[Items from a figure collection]
>> START

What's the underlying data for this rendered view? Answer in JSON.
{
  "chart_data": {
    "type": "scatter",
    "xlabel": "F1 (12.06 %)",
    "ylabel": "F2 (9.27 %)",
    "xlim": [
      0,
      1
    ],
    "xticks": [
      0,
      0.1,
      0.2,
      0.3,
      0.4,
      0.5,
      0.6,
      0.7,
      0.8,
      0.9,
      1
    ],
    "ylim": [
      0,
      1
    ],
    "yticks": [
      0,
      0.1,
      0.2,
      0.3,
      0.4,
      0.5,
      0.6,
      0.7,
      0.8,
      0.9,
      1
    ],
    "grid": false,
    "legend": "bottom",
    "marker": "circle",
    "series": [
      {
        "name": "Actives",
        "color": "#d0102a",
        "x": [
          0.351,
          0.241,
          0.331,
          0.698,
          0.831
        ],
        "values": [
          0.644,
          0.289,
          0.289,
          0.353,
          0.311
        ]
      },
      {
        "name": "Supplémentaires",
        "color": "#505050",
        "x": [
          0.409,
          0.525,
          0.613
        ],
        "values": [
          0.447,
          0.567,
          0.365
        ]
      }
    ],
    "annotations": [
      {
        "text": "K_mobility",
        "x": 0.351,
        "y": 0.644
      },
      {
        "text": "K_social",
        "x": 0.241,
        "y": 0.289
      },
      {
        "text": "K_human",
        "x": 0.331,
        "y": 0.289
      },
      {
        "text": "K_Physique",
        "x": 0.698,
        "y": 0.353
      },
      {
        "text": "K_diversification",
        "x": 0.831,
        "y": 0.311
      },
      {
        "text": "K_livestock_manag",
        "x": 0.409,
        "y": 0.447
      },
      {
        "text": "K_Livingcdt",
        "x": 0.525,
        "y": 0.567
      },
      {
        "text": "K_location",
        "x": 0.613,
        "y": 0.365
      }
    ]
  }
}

>> END

Write the whole listing out again. Keep every line exactly as it is.

What's the underlying data for this rendered view? Answer in JSON.
{
  "chart_data": {
    "type": "scatter",
    "xlabel": "F1 (12.06 %)",
    "ylabel": "F2 (9.27 %)",
    "xlim": [
      0,
      1
    ],
    "xticks": [
      0,
      0.1,
      0.2,
      0.3,
      0.4,
      0.5,
      0.6,
      0.7,
      0.8,
      0.9,
      1
    ],
    "ylim": [
      0,
      1
    ],
    "yticks": [
      0,
      0.1,
      0.2,
      0.3,
      0.4,
      0.5,
      0.6,
      0.7,
      0.8,
      0.9,
      1
    ],
    "grid": false,
    "legend": "bottom",
    "marker": "circle",
    "series": [
      {
        "name": "Actives",
        "color": "#d0102a",
        "x": [
          0.351,
          0.241,
          0.331,
          0.698,
          0.831
        ],
        "values": [
          0.644,
          0.289,
          0.289,
          0.353,
          0.311
        ]
      },
      {
        "name": "Supplémentaires",
        "color": "#505050",
        "x": [
          0.409,
          0.525,
          0.613
        ],
        "values": [
          0.447,
          0.567,
          0.365
        ]
      }
    ],
    "annotations": [
      {
        "text": "K_mobility",
        "x": 0.351,
        "y": 0.644
      },
      {
        "text": "K_social",
        "x": 0.241,
        "y": 0.289
      },
      {
        "text": "K_human",
        "x": 0.331,
        "y": 0.289
      },
      {
        "text": "K_Physique",
        "x": 0.698,
        "y": 0.353
      },
      {
        "text": "K_diversification",
        "x": 0.831,
        "y": 0.311
      },
      {
        "text": "K_livestock_manag",
        "x": 0.409,
        "y": 0.447
      },
      {
        "text": "K_Livingcdt",
        "x": 0.525,
        "y": 0.567
      },
      {
        "text": "K_location",
        "x": 0.613,
        "y": 0.365
      }
    ]
  }
}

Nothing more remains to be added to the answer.